Extracts from a graphics dataset
BEGIN
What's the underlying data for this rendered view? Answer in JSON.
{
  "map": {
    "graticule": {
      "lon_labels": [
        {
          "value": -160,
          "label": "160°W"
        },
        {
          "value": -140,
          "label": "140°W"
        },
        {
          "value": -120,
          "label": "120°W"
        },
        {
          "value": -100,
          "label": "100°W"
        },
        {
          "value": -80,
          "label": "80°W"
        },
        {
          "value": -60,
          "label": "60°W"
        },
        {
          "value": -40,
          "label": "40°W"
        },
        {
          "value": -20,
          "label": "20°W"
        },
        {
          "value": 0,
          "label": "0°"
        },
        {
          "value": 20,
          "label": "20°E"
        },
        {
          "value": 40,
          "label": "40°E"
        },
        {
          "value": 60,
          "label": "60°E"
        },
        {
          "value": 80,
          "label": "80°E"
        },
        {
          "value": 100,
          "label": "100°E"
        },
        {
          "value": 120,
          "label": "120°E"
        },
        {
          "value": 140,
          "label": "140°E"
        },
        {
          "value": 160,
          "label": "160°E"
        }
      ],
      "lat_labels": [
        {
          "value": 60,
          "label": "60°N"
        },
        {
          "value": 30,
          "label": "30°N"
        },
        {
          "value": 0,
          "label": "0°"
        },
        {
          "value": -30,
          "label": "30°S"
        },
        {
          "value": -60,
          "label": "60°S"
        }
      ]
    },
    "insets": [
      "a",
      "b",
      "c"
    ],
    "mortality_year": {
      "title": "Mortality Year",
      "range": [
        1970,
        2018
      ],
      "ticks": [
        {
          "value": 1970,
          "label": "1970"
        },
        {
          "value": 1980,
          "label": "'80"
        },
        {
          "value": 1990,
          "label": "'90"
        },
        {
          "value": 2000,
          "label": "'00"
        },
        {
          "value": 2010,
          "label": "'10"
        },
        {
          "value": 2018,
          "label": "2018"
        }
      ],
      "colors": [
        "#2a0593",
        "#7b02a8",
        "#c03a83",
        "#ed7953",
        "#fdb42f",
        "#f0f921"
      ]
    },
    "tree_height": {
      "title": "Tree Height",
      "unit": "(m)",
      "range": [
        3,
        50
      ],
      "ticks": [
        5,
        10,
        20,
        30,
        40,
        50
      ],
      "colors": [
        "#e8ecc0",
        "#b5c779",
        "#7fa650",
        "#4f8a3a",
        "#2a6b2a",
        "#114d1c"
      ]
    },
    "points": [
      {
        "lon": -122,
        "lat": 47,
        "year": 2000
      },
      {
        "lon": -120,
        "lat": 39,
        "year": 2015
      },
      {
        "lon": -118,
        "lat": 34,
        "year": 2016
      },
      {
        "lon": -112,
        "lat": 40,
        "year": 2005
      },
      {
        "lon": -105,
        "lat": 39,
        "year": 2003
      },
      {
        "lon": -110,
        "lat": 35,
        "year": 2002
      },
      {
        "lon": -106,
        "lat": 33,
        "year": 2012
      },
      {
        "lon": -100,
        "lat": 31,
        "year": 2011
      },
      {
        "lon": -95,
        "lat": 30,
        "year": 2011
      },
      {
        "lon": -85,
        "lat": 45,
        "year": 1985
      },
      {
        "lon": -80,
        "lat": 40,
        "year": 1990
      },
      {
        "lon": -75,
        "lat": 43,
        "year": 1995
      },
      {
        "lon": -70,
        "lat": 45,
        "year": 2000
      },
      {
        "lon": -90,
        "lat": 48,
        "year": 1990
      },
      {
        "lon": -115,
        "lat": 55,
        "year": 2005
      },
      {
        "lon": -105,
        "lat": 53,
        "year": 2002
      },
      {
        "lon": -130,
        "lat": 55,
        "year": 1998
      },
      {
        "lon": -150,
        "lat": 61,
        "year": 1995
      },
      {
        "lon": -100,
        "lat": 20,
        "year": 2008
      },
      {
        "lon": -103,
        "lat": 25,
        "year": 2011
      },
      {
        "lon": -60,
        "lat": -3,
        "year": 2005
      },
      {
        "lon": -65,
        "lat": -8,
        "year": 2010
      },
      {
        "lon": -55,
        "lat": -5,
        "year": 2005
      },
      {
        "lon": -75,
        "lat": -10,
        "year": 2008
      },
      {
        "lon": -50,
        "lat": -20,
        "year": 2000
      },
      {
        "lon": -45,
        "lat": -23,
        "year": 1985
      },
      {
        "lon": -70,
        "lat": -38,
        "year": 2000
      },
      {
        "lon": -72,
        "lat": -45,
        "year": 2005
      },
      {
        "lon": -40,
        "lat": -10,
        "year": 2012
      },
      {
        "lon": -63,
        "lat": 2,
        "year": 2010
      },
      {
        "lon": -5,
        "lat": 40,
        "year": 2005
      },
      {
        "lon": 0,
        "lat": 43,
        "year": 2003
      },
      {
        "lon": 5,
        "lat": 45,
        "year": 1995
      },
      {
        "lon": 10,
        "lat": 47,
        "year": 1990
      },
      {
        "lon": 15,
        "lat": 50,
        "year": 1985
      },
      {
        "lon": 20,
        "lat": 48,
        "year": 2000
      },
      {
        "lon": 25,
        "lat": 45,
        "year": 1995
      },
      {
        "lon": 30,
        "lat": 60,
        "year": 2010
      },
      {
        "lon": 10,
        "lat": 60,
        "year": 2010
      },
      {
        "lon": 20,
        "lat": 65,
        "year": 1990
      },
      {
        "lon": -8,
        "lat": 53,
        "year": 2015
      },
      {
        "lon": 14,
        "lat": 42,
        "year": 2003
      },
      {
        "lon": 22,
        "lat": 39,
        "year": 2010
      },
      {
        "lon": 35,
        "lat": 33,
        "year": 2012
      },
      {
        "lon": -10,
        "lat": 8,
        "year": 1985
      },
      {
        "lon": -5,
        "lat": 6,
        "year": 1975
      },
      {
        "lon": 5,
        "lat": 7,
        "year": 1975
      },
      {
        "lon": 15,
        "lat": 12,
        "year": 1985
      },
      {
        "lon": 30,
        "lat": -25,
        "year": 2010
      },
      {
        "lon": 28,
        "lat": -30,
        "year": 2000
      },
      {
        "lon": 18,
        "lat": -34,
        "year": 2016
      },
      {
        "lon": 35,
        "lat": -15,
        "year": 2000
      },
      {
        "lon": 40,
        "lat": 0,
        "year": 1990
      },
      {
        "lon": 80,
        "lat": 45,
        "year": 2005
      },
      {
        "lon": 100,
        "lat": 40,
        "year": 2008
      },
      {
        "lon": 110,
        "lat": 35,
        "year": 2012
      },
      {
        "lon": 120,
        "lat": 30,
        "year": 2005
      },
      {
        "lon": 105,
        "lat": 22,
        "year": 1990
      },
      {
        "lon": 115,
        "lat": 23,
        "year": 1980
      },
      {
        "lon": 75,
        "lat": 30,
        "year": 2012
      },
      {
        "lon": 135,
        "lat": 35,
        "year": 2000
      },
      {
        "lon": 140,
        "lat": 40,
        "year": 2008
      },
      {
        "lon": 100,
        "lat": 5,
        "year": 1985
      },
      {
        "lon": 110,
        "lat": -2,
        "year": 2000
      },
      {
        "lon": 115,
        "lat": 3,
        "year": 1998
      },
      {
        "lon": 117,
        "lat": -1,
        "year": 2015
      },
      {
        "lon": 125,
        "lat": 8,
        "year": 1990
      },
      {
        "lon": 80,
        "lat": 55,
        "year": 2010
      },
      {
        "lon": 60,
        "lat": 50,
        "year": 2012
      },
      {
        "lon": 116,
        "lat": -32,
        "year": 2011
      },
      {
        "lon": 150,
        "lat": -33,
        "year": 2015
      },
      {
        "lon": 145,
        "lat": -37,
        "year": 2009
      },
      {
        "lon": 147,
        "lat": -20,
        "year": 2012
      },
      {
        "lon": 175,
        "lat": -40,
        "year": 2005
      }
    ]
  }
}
END
BEGIN
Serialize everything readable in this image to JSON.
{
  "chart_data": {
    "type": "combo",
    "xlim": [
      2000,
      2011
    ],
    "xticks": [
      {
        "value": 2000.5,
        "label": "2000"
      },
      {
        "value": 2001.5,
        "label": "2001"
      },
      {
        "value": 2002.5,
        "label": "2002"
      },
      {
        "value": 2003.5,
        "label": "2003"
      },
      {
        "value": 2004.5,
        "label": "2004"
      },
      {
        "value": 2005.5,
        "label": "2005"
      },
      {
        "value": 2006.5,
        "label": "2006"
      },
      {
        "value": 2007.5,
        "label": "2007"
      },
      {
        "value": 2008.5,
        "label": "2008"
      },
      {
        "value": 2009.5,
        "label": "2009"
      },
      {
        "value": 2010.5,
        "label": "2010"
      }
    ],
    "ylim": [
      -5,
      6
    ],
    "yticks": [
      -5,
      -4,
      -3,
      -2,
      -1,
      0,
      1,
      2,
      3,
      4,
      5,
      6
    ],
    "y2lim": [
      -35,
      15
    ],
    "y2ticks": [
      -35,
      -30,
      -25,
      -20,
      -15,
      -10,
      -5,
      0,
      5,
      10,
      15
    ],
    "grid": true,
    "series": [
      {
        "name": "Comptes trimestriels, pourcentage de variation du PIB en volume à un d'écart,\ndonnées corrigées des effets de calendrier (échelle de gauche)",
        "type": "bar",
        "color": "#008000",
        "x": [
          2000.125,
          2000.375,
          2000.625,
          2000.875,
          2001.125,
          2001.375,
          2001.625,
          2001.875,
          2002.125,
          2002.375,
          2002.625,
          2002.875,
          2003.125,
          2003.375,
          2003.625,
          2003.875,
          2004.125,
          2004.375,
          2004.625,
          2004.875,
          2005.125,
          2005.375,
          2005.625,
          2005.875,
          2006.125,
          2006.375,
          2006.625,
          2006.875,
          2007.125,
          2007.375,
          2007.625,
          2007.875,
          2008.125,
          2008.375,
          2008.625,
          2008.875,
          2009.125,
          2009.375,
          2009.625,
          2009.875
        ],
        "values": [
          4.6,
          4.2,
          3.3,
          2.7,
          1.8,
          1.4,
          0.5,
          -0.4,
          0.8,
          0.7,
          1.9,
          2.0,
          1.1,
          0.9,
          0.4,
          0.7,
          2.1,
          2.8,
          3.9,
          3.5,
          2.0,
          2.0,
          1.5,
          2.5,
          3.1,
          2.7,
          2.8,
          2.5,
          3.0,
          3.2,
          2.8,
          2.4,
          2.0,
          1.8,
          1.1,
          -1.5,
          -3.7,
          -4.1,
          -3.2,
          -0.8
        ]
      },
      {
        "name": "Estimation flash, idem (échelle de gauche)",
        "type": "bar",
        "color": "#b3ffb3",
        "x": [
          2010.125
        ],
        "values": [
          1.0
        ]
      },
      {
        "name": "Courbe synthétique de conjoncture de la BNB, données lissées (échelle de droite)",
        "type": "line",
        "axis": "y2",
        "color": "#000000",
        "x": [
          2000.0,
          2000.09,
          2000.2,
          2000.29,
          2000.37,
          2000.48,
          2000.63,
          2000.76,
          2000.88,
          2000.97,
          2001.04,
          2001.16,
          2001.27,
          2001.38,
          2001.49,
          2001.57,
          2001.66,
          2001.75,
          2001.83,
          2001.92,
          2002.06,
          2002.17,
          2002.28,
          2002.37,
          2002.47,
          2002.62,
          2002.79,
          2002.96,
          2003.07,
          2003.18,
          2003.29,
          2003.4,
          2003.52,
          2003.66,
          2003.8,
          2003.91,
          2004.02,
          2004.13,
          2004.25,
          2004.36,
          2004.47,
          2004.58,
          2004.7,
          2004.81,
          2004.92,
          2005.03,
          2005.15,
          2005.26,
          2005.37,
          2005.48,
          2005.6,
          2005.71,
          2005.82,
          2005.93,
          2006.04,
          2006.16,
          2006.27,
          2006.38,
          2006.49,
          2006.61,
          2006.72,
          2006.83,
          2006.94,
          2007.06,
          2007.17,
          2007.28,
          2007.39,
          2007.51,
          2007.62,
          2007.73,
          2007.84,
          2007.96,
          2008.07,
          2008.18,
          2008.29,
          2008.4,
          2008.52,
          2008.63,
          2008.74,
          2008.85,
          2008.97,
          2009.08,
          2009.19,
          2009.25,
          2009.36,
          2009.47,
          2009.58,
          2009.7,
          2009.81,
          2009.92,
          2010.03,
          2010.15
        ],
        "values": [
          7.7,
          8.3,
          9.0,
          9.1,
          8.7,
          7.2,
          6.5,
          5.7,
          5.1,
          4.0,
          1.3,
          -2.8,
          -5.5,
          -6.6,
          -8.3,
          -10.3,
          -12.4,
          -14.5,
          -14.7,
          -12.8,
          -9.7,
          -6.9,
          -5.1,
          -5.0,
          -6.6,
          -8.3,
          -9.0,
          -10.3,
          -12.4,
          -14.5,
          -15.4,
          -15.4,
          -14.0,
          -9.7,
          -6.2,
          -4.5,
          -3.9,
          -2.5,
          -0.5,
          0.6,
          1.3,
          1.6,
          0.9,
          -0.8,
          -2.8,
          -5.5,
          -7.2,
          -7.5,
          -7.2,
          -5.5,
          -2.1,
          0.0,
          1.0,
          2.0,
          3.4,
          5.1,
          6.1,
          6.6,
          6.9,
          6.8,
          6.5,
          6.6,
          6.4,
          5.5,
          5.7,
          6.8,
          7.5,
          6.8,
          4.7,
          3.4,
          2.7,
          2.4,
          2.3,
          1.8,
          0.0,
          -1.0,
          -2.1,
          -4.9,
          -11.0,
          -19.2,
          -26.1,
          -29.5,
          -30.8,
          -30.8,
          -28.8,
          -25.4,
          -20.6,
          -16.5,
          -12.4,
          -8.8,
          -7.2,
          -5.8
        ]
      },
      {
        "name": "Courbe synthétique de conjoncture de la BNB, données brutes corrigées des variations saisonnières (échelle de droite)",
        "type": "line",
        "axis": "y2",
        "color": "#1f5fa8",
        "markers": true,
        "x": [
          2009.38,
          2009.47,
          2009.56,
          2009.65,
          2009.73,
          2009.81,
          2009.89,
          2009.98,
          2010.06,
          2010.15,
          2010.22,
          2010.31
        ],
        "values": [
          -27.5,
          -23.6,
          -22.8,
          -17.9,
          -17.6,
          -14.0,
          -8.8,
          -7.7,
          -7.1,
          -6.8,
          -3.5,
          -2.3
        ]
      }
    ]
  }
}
END
BEGIN
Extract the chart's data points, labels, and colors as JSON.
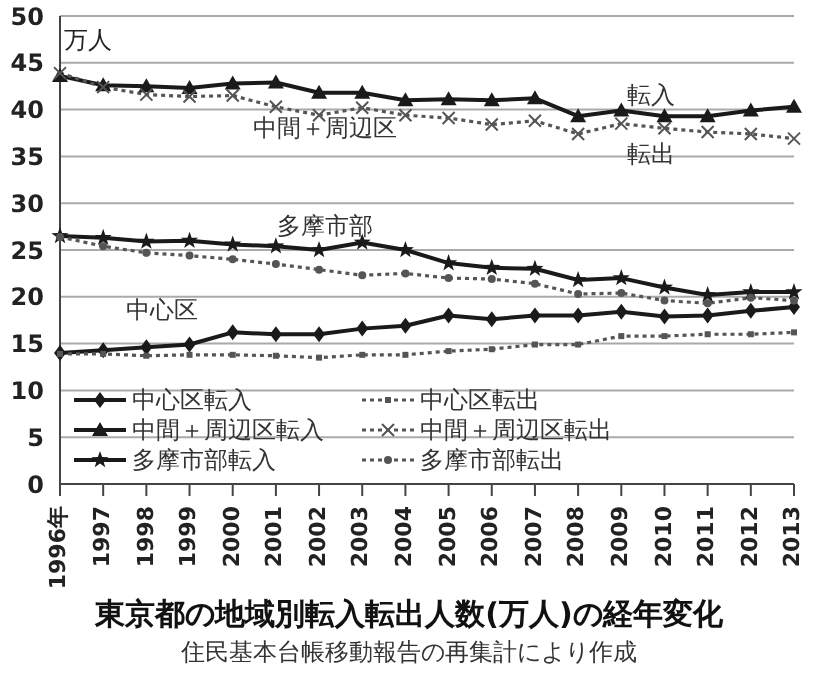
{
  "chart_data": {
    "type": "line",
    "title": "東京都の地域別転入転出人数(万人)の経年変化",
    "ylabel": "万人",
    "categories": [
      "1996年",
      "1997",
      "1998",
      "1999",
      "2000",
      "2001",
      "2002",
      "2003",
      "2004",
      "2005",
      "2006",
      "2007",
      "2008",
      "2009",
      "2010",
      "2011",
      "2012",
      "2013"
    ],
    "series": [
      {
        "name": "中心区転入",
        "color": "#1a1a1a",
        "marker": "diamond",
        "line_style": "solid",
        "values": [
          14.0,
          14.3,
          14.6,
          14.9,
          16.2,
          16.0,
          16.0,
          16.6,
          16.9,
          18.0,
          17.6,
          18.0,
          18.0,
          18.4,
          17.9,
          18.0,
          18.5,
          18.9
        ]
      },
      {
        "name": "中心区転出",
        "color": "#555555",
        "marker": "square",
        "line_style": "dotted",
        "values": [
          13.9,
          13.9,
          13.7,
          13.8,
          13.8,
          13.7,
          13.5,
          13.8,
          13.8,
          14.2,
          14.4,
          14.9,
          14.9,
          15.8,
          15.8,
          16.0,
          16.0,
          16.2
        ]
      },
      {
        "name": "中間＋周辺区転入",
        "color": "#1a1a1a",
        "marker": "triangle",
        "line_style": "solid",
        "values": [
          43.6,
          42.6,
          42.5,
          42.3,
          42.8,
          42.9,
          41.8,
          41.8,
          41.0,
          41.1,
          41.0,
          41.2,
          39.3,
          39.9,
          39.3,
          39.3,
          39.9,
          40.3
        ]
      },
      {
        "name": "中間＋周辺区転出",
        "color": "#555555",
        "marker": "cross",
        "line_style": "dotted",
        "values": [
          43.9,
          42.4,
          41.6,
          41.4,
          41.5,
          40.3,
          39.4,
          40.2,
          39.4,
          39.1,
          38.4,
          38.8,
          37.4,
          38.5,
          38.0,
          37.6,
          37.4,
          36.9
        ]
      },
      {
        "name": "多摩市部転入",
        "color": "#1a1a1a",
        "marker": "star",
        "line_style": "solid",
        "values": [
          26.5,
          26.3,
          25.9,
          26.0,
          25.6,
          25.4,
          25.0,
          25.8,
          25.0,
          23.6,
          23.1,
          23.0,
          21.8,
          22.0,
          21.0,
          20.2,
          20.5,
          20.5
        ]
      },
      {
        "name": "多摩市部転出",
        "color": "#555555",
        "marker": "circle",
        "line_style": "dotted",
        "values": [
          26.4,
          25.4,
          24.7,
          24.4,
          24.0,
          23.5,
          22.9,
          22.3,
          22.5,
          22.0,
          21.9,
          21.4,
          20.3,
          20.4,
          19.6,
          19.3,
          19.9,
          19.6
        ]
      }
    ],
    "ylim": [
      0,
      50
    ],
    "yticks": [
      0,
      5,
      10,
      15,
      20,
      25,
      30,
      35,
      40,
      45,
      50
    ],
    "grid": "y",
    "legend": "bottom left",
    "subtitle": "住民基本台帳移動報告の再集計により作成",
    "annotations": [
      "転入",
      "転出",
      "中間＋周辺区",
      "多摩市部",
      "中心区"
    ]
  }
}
END
Task details:
Find every line that holds "points" and copy it.

Result of the exercise:
    "points": [
Extract the chart's data points, labels, and colors as JSON.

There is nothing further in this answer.